Can you repeat the following listing line for line, without leaving out or changing anything, but omitting the pictures?

▸ **Records**
++++++

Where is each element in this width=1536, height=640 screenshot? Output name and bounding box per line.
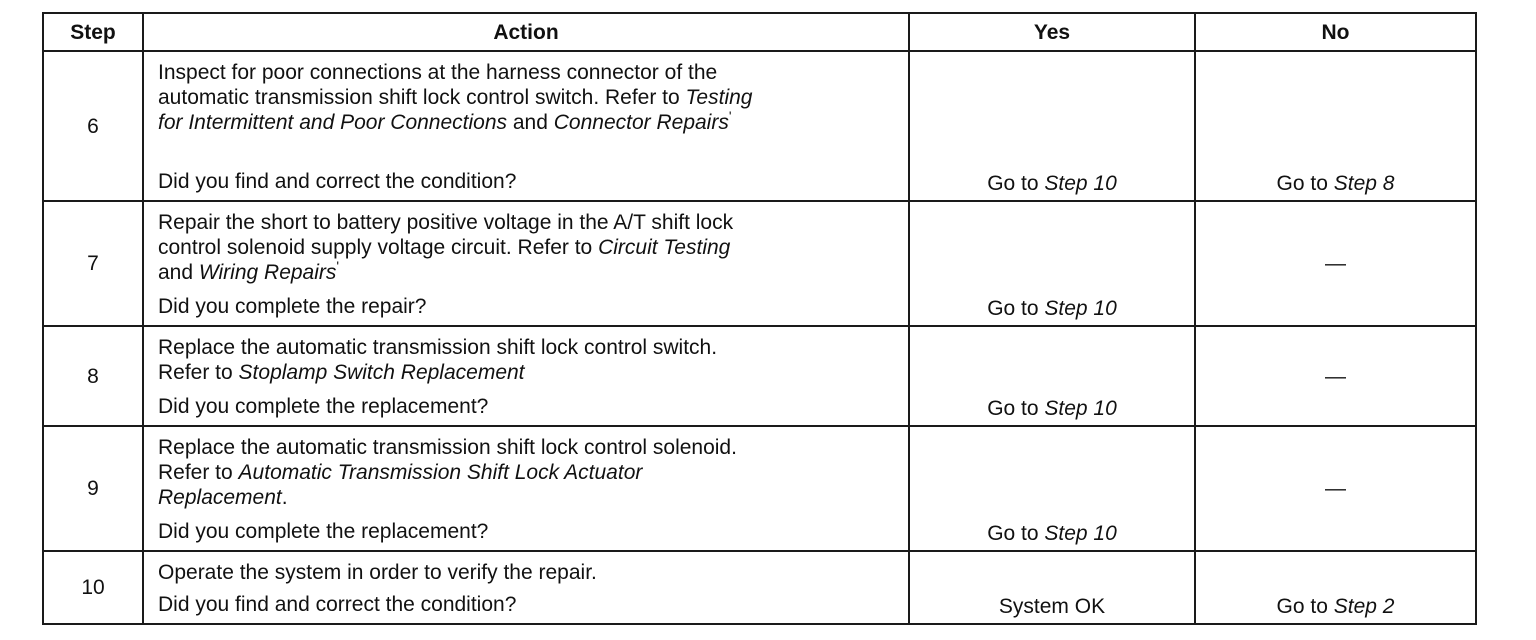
header-no: No [1195,13,1476,51]
action-line: control solenoid supply voltage circuit. Refer to Circuit Testing [158,236,731,259]
step-number: 10 [43,551,143,624]
step-reference: Step 2 [1333,595,1395,618]
action-line: and Wiring Repairs' [158,258,340,284]
action-line: Replacement. [158,486,288,509]
step-reference: Step 10 [1044,397,1117,420]
footnote-mark: ' [336,258,340,274]
action-line: Replace the automatic transmission shift lock control switch. [158,336,718,359]
step-reference: Step 10 [1044,172,1117,195]
no-cell: Go to Step 2 [1195,551,1476,624]
action-line: automatic transmission shift lock control switch. Refer to Testing [158,86,753,109]
action-cell [143,201,909,326]
table-row [43,551,1476,624]
reference-link: Circuit Testing [598,236,731,259]
reference-link: Wiring Repairs [198,261,337,284]
header-yes: Yes [909,13,1195,51]
footnote-mark: ' [728,108,732,124]
table-row [43,51,1476,201]
action-text [158,435,896,510]
step-number: 6 [43,51,143,201]
table-row [43,326,1476,426]
action-text [158,560,896,585]
table-row [43,201,1476,326]
action-question: Did you complete the replacement? [158,520,489,543]
diagnostic-table [42,12,1477,625]
action-cell [143,326,909,426]
action-question: Did you complete the replacement? [158,395,489,418]
action-cell [143,51,909,201]
reference-link: Connector Repairs [553,111,729,134]
action-text [158,60,896,135]
reference-link: for Intermittent and Poor Connections [158,111,508,134]
step-reference: Step 10 [1044,297,1117,320]
header-row [43,13,1476,51]
action-cell [143,426,909,551]
yes-cell: Go to Step 10 [909,426,1195,551]
action-line: Inspect for poor connections at the harness connector of the [158,61,718,84]
action-line: Replace the automatic transmission shift lock control solenoid. [158,436,737,459]
reference-link: Testing [685,86,753,109]
reference-link: Replacement [158,486,282,509]
table-row [43,426,1476,551]
no-cell [1195,201,1476,326]
action-text [158,210,896,285]
system-ok-text: System OK [998,595,1106,618]
reference-link: Stoplamp Switch Replacement [238,361,525,384]
action-line: Repair the short to battery positive voltage in the A/T shift lock [158,211,734,234]
action-text [158,335,896,385]
action-cell [143,551,909,624]
reference-link: Automatic Transmission Shift Lock Actuator [238,461,643,484]
empty-dash: — [1325,252,1346,275]
action-line: for Intermittent and Poor Connections and Connector Repairs' [158,108,732,134]
empty-dash: — [1325,364,1346,388]
no-cell: Go to Step 8 [1195,51,1476,201]
action-question: Did you find and correct the condition? [158,593,517,616]
no-cell [1195,426,1476,551]
step-number: 8 [43,326,143,426]
no-cell [1195,326,1476,426]
header-action: Action [143,13,909,51]
yes-cell: Go to Step 10 [909,201,1195,326]
empty-dash: — [1325,477,1346,500]
yes-cell: Go to Step 10 [909,51,1195,201]
yes-cell: Go to Step 10 [909,326,1195,426]
action-line: Operate the system in order to verify the repair. [158,561,597,584]
step-number: 7 [43,201,143,326]
action-line: Refer to Automatic Transmission Shift Lock Actuator [158,461,643,484]
action-line: Refer to Stoplamp Switch Replacement [158,361,525,384]
step-number: 9 [43,426,143,551]
action-question: Did you find and correct the condition? [158,170,517,193]
header-step: Step [43,13,143,51]
yes-cell [909,551,1195,624]
step-reference: Step 10 [1044,522,1117,545]
action-question: Did you complete the repair? [158,295,427,318]
step-reference: Step 8 [1333,172,1395,195]
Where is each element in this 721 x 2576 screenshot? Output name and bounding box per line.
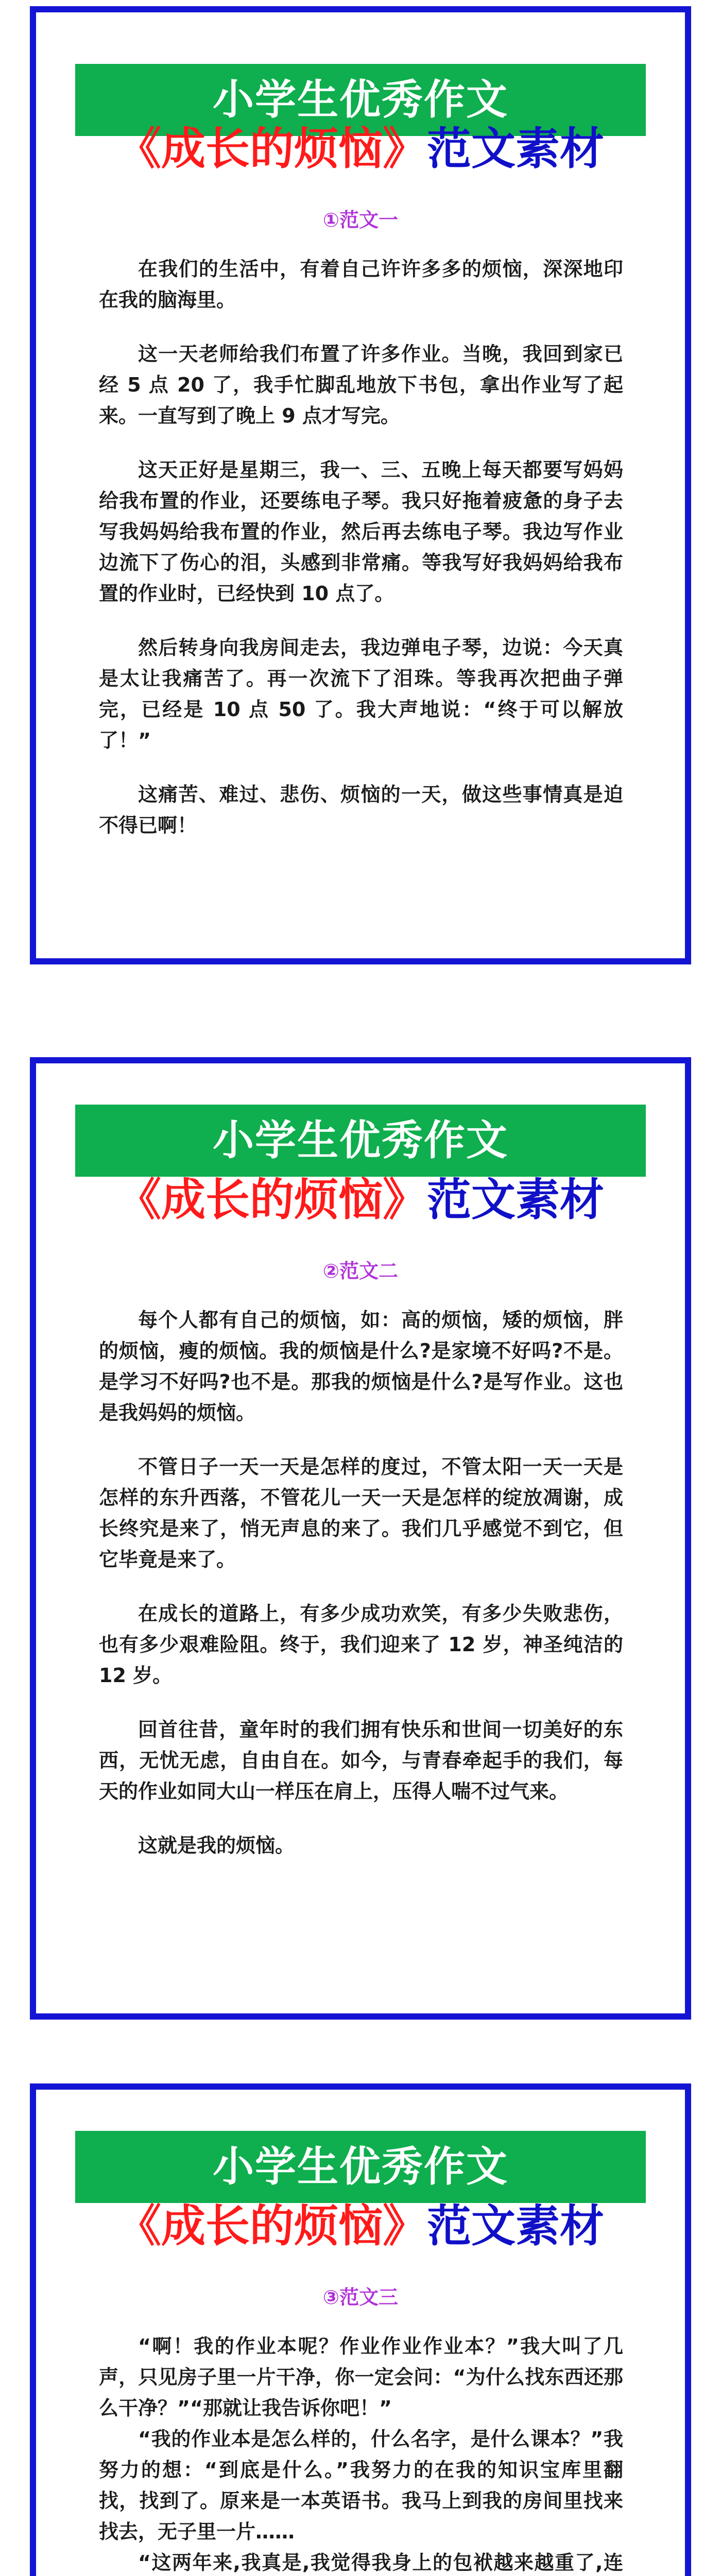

++++++

▸ **Task solution**
Where is each element in this width=1536, height=640 screenshot? Output name and bounding box per line.
header-no: No [1195,13,1476,51]
action-line: control solenoid supply voltage circuit. Refer to Circuit Testing [158,236,731,259]
step-number: 10 [43,551,143,624]
step-reference: Step 2 [1333,595,1395,618]
action-line: and Wiring Repairs' [158,258,340,284]
action-line: Replacement. [158,486,288,509]
step-reference: Step 10 [1044,397,1117,420]
footnote-mark: ' [336,258,340,274]
action-line: Replace the automatic transmission shift lock control switch. [158,336,718,359]
step-reference: Step 10 [1044,172,1117,195]
no-cell: Go to Step 2 [1195,551,1476,624]
action-line: automatic transmission shift lock control switch. Refer to Testing [158,86,753,109]
action-cell [143,201,909,326]
table-row [43,551,1476,624]
reference-link: Circuit Testing [598,236,731,259]
reference-link: Wiring Repairs [198,261,337,284]
header-yes: Yes [909,13,1195,51]
footnote-mark: ' [728,108,732,124]
table-row [43,51,1476,201]
action-text [158,435,896,510]
step-number: 6 [43,51,143,201]
table-row [43,326,1476,426]
action-text [158,560,896,585]
table-row [43,201,1476,326]
action-question: Did you complete the replacement? [158,520,489,543]
diagnostic-table [42,12,1477,625]
action-cell [143,326,909,426]
action-question: Did you complete the replacement? [158,395,489,418]
action-cell [143,51,909,201]
reference-link: Connector Repairs [553,111,729,134]
action-text [158,60,896,135]
reference-link: for Intermittent and Poor Connections [158,111,508,134]
step-reference: Step 10 [1044,297,1117,320]
header-row [43,13,1476,51]
action-cell [143,426,909,551]
yes-cell: Go to Step 10 [909,426,1195,551]
action-line: Inspect for poor connections at the harness connector of the [158,61,718,84]
action-line: Replace the automatic transmission shift lock control solenoid. [158,436,737,459]
reference-link: Testing [685,86,753,109]
reference-link: Replacement [158,486,282,509]
table-row [43,426,1476,551]
no-cell [1195,201,1476,326]
action-text [158,210,896,285]
system-ok-text: System OK [998,595,1106,618]
reference-link: Stoplamp Switch Replacement [238,361,525,384]
action-line: Repair the short to battery positive voltage in the A/T shift lock [158,211,734,234]
action-text [158,335,896,385]
action-cell [143,551,909,624]
reference-link: Automatic Transmission Shift Lock Actuator [238,461,643,484]
empty-dash: — [1325,252,1346,275]
action-line: for Intermittent and Poor Connections and Connector Repairs' [158,108,732,134]
empty-dash: — [1325,364,1346,388]
no-cell: Go to Step 8 [1195,51,1476,201]
action-question: Did you find and correct the condition? [158,593,517,616]
no-cell [1195,426,1476,551]
step-number: 8 [43,326,143,426]
no-cell [1195,326,1476,426]
header-action: Action [143,13,909,51]
yes-cell: Go to Step 10 [909,201,1195,326]
empty-dash: — [1325,477,1346,500]
yes-cell: Go to Step 10 [909,51,1195,201]
yes-cell: Go to Step 10 [909,326,1195,426]
action-line: Operate the system in order to verify the repair. [158,561,597,584]
step-number: 7 [43,201,143,326]
action-line: Refer to Automatic Transmission Shift Lock Actuator [158,461,643,484]
action-line: Refer to Stoplamp Switch Replacement [158,361,525,384]
step-number: 9 [43,426,143,551]
action-question: Did you find and correct the condition? [158,170,517,193]
header-step: Step [43,13,143,51]
yes-cell [909,551,1195,624]
step-reference: Step 10 [1044,522,1117,545]
action-question: Did you complete the repair? [158,295,427,318]
step-reference: Step 8 [1333,172,1395,195]
Where is each element in this 721 x 2576 screenshot? Output name and bounding box per line.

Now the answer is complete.